_Direction_
Look through the data below. Pick out the lines holding the string "teclas".

_Material for this exercise_
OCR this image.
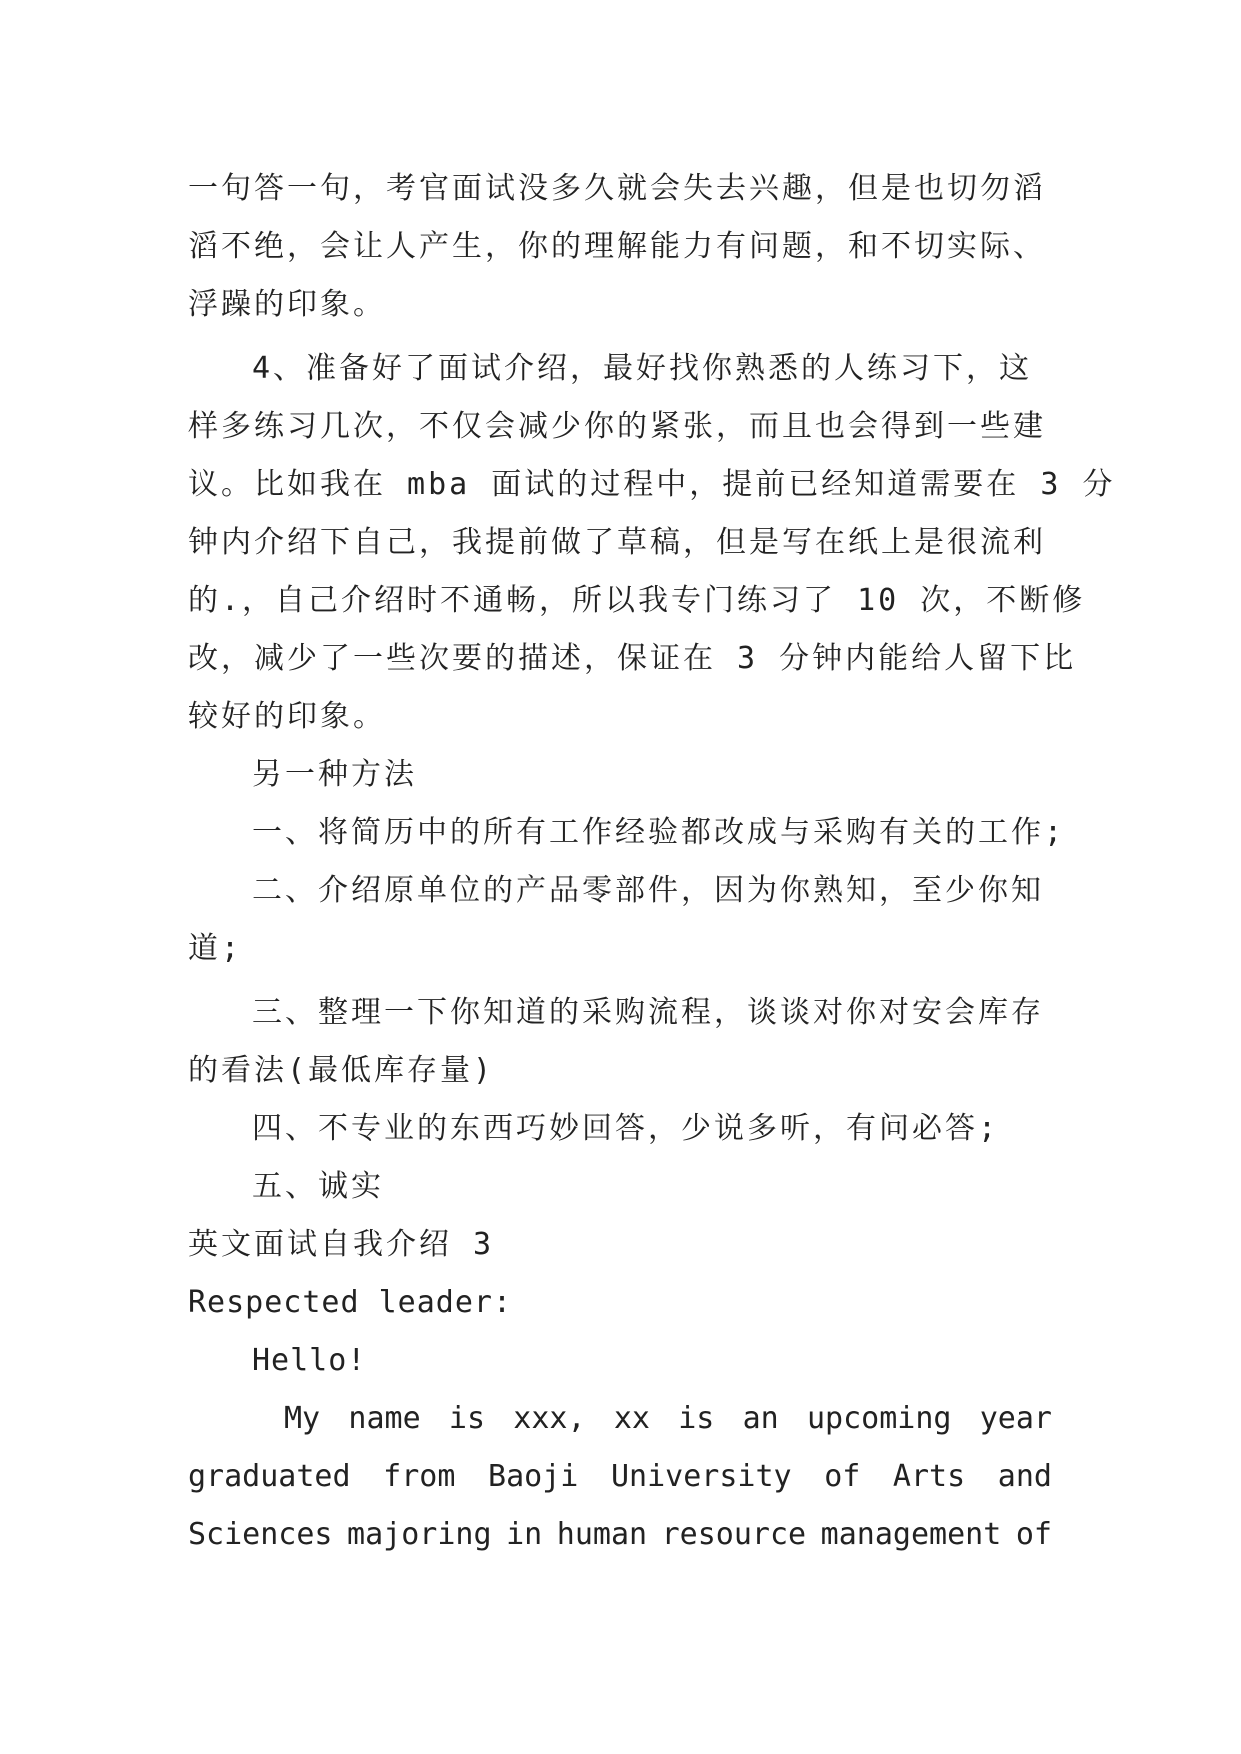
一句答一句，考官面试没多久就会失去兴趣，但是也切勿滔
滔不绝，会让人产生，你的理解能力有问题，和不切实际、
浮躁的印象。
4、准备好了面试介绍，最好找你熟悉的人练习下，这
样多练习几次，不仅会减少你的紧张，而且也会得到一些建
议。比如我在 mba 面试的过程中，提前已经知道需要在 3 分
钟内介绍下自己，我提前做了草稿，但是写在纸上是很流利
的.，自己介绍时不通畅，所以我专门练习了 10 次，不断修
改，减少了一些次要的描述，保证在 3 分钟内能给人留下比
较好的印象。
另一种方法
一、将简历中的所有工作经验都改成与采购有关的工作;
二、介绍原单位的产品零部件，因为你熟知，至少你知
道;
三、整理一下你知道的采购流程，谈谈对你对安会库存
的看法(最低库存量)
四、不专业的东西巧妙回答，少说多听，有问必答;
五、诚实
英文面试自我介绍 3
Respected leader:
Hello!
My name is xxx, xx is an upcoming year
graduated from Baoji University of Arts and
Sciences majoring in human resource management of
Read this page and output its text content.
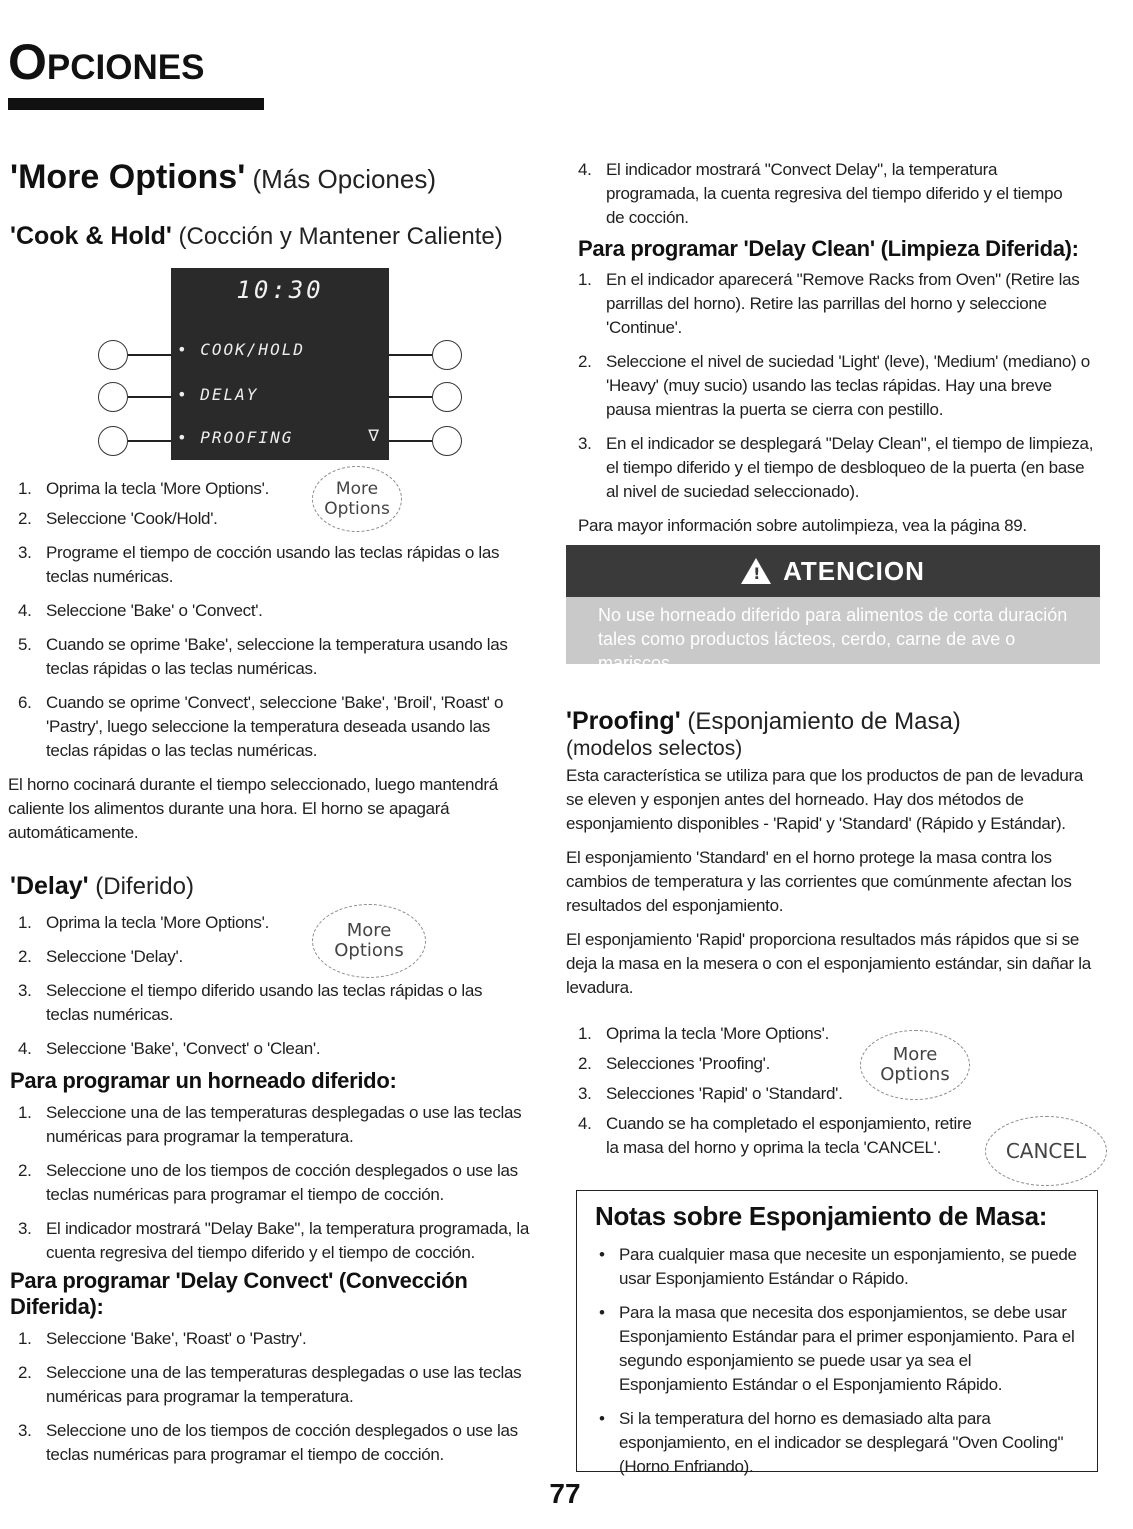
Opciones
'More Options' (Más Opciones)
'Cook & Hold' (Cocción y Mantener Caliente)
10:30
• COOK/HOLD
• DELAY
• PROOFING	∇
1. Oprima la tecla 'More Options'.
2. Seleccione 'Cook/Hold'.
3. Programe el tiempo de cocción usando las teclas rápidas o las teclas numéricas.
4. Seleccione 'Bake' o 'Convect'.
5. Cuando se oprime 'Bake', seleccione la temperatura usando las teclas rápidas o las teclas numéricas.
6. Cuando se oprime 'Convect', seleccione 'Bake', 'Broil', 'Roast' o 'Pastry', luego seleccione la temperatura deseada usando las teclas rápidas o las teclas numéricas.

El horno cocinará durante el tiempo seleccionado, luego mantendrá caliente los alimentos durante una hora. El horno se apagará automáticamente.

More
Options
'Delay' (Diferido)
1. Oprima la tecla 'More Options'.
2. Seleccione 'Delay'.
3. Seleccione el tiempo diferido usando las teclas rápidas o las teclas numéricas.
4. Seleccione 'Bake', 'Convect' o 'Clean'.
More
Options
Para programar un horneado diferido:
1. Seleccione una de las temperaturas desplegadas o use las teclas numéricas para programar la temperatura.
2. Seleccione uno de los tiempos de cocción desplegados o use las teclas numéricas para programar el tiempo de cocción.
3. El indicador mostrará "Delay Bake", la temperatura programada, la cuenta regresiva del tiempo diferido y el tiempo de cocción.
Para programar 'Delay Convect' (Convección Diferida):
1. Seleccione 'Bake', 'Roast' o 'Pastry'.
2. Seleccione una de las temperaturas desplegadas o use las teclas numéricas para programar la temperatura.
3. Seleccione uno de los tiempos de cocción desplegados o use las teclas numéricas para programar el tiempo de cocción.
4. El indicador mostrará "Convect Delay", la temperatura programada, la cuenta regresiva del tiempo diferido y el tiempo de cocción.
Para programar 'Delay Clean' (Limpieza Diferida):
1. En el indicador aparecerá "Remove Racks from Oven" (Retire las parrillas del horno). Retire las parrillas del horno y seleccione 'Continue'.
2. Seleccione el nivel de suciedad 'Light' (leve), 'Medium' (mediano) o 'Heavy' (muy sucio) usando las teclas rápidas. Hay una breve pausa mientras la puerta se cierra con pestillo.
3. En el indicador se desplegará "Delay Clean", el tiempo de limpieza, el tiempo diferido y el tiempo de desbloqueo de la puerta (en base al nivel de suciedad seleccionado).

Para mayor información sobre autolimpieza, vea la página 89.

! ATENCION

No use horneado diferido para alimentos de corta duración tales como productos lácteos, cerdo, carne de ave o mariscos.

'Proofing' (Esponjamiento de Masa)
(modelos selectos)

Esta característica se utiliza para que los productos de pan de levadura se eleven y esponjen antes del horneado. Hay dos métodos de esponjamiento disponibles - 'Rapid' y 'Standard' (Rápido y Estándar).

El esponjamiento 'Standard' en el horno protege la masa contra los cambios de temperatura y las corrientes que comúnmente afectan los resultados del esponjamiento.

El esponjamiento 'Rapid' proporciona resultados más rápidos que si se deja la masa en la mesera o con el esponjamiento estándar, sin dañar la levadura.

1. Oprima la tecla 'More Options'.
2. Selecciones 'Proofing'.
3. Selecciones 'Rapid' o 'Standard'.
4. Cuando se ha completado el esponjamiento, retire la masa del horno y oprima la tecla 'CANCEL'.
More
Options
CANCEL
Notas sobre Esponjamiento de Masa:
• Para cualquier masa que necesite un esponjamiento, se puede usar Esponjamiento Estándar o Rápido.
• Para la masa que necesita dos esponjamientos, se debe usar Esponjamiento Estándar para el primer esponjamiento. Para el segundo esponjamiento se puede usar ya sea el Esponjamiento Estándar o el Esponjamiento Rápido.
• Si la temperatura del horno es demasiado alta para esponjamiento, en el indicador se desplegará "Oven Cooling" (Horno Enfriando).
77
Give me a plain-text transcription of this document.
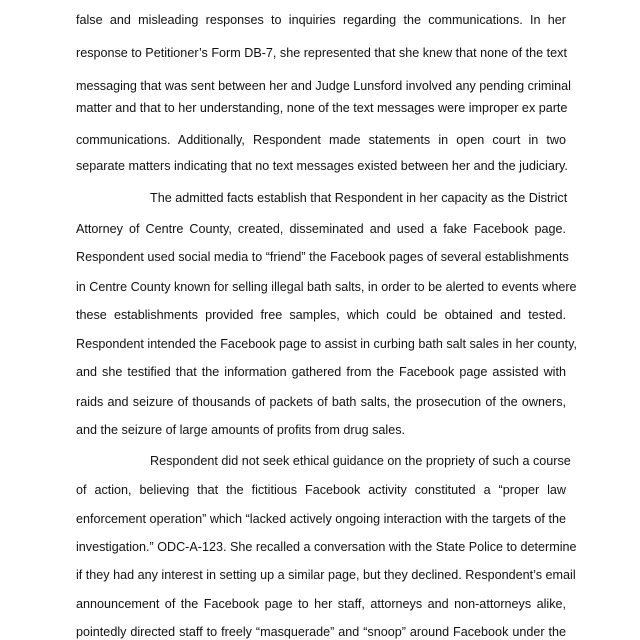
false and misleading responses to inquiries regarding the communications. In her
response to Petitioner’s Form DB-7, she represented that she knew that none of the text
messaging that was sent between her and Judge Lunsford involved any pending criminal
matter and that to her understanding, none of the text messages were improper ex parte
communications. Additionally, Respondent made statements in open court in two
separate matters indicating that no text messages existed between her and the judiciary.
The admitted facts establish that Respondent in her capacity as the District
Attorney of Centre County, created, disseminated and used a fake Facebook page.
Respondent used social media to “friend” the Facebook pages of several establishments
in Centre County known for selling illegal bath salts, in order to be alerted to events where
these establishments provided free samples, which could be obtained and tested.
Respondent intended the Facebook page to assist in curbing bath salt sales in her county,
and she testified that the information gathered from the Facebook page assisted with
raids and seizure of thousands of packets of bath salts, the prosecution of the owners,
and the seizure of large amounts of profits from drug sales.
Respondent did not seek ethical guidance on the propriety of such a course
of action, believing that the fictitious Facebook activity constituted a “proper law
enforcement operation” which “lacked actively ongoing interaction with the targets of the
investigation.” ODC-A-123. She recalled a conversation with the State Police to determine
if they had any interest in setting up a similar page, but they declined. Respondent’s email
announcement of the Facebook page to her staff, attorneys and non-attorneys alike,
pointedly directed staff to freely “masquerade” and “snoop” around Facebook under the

_Result below_
3. Programe el tiempo de cocción usando las teclas rápidas o las teclas numéricas.
5. Cuando se oprime 'Bake', seleccione la temperatura usando las teclas rápidas o las teclas numéricas.
6. Cuando se oprime 'Convect', seleccione 'Bake', 'Broil', 'Roast' o 'Pastry', luego seleccione la temperatura deseada usando las teclas rápidas o las teclas numéricas.
3. Seleccione el tiempo diferido usando las teclas rápidas o las teclas numéricas.
1. Seleccione una de las temperaturas desplegadas o use las teclas numéricas para programar la temperatura.
2. Seleccione uno de los tiempos de cocción desplegados o use las teclas numéricas para programar el tiempo de cocción.
2. Seleccione una de las temperaturas desplegadas o use las teclas numéricas para programar la temperatura.
3. Seleccione uno de los tiempos de cocción desplegados o use las teclas numéricas para programar el tiempo de cocción.
2. Seleccione el nivel de suciedad 'Light' (leve), 'Medium' (mediano) o 'Heavy' (muy sucio) usando las teclas rápidas. Hay una breve pausa mientras la puerta se cierra con pestillo.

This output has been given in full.